◆ **Do this**
Write out the listing beneath this instruction in its entirety, exactly as it reads.

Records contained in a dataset
╭──

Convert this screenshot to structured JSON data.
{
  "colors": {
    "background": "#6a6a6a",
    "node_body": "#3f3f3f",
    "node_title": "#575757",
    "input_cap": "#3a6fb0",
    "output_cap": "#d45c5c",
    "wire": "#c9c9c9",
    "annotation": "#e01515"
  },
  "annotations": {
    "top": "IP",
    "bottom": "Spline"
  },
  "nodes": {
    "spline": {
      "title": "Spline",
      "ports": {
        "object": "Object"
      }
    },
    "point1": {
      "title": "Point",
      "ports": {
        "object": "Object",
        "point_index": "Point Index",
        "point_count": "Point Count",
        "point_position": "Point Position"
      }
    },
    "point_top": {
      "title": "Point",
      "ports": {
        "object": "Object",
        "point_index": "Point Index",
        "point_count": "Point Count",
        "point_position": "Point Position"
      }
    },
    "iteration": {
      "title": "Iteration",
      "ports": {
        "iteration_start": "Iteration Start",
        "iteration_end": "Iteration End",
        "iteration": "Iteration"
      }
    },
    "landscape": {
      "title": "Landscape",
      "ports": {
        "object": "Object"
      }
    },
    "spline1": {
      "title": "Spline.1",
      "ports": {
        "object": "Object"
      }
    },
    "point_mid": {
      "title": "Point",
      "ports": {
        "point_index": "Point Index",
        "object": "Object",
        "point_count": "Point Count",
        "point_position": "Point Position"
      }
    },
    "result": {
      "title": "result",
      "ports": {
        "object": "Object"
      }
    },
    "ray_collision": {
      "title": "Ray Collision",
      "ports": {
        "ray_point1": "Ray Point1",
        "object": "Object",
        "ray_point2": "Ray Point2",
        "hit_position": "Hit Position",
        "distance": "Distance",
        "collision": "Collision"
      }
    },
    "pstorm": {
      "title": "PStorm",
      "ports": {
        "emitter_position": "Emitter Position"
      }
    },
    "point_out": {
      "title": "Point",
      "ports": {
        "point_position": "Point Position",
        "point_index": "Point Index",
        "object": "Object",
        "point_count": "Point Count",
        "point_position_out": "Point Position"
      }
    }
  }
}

╰──

◆ **Full solution**
Convert this screenshot to structured JSON data.
{
  "colors": {
    "background": "#6a6a6a",
    "node_body": "#3f3f3f",
    "node_title": "#575757",
    "input_cap": "#3a6fb0",
    "output_cap": "#d45c5c",
    "wire": "#c9c9c9",
    "annotation": "#e01515"
  },
  "annotations": {
    "top": "IP",
    "bottom": "Spline"
  },
  "nodes": {
    "spline": {
      "title": "Spline",
      "ports": {
        "object": "Object"
      }
    },
    "point1": {
      "title": "Point",
      "ports": {
        "object": "Object",
        "point_index": "Point Index",
        "point_count": "Point Count",
        "point_position": "Point Position"
      }
    },
    "point_top": {
      "title": "Point",
      "ports": {
        "object": "Object",
        "point_index": "Point Index",
        "point_count": "Point Count",
        "point_position": "Point Position"
      }
    },
    "iteration": {
      "title": "Iteration",
      "ports": {
        "iteration_start": "Iteration Start",
        "iteration_end": "Iteration End",
        "iteration": "Iteration"
      }
    },
    "landscape": {
      "title": "Landscape",
      "ports": {
        "object": "Object"
      }
    },
    "spline1": {
      "title": "Spline.1",
      "ports": {
        "object": "Object"
      }
    },
    "point_mid": {
      "title": "Point",
      "ports": {
        "point_index": "Point Index",
        "object": "Object",
        "point_count": "Point Count",
        "point_position": "Point Position"
      }
    },
    "result": {
      "title": "result",
      "ports": {
        "object": "Object"
      }
    },
    "ray_collision": {
      "title": "Ray Collision",
      "ports": {
        "ray_point1": "Ray Point1",
        "object": "Object",
        "ray_point2": "Ray Point2",
        "hit_position": "Hit Position",
        "distance": "Distance",
        "collision": "Collision"
      }
    },
    "pstorm": {
      "title": "PStorm",
      "ports": {
        "emitter_position": "Emitter Position"
      }
    },
    "point_out": {
      "title": "Point",
      "ports": {
        "point_position": "Point Position",
        "point_index": "Point Index",
        "object": "Object",
        "point_count": "Point Count",
        "point_position_out": "Point Position"
      }
    }
  }
}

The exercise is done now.